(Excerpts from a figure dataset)
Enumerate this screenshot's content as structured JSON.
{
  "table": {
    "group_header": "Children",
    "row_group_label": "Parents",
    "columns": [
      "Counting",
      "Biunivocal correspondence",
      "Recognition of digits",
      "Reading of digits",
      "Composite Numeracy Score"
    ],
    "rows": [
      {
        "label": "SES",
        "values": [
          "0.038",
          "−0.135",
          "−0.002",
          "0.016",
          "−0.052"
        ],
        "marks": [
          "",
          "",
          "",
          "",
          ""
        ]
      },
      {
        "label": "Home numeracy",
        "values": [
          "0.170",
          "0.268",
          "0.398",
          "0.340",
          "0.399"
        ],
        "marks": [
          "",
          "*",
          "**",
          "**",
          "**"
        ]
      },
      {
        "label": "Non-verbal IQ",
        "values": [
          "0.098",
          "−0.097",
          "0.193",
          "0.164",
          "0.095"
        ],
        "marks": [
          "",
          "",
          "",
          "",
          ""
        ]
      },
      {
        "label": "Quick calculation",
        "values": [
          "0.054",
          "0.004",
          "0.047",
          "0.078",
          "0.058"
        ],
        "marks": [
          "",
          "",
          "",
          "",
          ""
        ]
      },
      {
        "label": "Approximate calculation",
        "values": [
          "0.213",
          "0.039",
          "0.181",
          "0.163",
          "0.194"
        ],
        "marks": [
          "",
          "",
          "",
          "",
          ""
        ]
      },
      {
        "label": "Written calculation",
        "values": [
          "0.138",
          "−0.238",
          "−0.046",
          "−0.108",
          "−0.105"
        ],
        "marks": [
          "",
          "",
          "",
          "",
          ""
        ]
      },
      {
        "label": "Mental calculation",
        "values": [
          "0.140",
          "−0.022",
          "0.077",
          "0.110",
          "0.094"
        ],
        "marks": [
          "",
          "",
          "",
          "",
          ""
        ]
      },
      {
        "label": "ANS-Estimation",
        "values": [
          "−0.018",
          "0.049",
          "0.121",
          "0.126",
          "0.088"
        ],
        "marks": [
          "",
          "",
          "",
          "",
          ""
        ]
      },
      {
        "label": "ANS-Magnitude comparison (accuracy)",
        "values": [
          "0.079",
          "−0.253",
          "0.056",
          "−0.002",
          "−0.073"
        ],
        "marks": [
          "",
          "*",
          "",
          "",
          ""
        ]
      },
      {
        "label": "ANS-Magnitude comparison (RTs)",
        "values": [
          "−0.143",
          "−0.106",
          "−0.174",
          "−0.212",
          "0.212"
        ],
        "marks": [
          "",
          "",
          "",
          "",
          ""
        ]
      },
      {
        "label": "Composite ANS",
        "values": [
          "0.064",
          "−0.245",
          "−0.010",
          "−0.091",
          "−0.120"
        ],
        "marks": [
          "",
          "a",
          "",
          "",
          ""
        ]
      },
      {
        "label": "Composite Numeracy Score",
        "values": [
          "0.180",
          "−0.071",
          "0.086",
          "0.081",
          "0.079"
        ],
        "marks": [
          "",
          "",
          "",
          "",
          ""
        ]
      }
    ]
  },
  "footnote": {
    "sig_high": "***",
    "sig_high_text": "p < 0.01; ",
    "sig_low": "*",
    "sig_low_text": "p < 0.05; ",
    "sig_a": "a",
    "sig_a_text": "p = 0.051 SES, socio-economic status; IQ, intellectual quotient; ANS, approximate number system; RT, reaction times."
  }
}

PROBLEM DETAILS: Show the data once more, exactly as it was written.

ANSWER FOR THIS EXERCISE:
Enumerate this screenshot's content as structured JSON.
{
  "table": {
    "group_header": "Children",
    "row_group_label": "Parents",
    "columns": [
      "Counting",
      "Biunivocal correspondence",
      "Recognition of digits",
      "Reading of digits",
      "Composite Numeracy Score"
    ],
    "rows": [
      {
        "label": "SES",
        "values": [
          "0.038",
          "−0.135",
          "−0.002",
          "0.016",
          "−0.052"
        ],
        "marks": [
          "",
          "",
          "",
          "",
          ""
        ]
      },
      {
        "label": "Home numeracy",
        "values": [
          "0.170",
          "0.268",
          "0.398",
          "0.340",
          "0.399"
        ],
        "marks": [
          "",
          "*",
          "**",
          "**",
          "**"
        ]
      },
      {
        "label": "Non-verbal IQ",
        "values": [
          "0.098",
          "−0.097",
          "0.193",
          "0.164",
          "0.095"
        ],
        "marks": [
          "",
          "",
          "",
          "",
          ""
        ]
      },
      {
        "label": "Quick calculation",
        "values": [
          "0.054",
          "0.004",
          "0.047",
          "0.078",
          "0.058"
        ],
        "marks": [
          "",
          "",
          "",
          "",
          ""
        ]
      },
      {
        "label": "Approximate calculation",
        "values": [
          "0.213",
          "0.039",
          "0.181",
          "0.163",
          "0.194"
        ],
        "marks": [
          "",
          "",
          "",
          "",
          ""
        ]
      },
      {
        "label": "Written calculation",
        "values": [
          "0.138",
          "−0.238",
          "−0.046",
          "−0.108",
          "−0.105"
        ],
        "marks": [
          "",
          "",
          "",
          "",
          ""
        ]
      },
      {
        "label": "Mental calculation",
        "values": [
          "0.140",
          "−0.022",
          "0.077",
          "0.110",
          "0.094"
        ],
        "marks": [
          "",
          "",
          "",
          "",
          ""
        ]
      },
      {
        "label": "ANS-Estimation",
        "values": [
          "−0.018",
          "0.049",
          "0.121",
          "0.126",
          "0.088"
        ],
        "marks": [
          "",
          "",
          "",
          "",
          ""
        ]
      },
      {
        "label": "ANS-Magnitude comparison (accuracy)",
        "values": [
          "0.079",
          "−0.253",
          "0.056",
          "−0.002",
          "−0.073"
        ],
        "marks": [
          "",
          "*",
          "",
          "",
          ""
        ]
      },
      {
        "label": "ANS-Magnitude comparison (RTs)",
        "values": [
          "−0.143",
          "−0.106",
          "−0.174",
          "−0.212",
          "0.212"
        ],
        "marks": [
          "",
          "",
          "",
          "",
          ""
        ]
      },
      {
        "label": "Composite ANS",
        "values": [
          "0.064",
          "−0.245",
          "−0.010",
          "−0.091",
          "−0.120"
        ],
        "marks": [
          "",
          "a",
          "",
          "",
          ""
        ]
      },
      {
        "label": "Composite Numeracy Score",
        "values": [
          "0.180",
          "−0.071",
          "0.086",
          "0.081",
          "0.079"
        ],
        "marks": [
          "",
          "",
          "",
          "",
          ""
        ]
      }
    ]
  },
  "footnote": {
    "sig_high": "***",
    "sig_high_text": "p < 0.01; ",
    "sig_low": "*",
    "sig_low_text": "p < 0.05; ",
    "sig_a": "a",
    "sig_a_text": "p = 0.051 SES, socio-economic status; IQ, intellectual quotient; ANS, approximate number system; RT, reaction times."
  }
}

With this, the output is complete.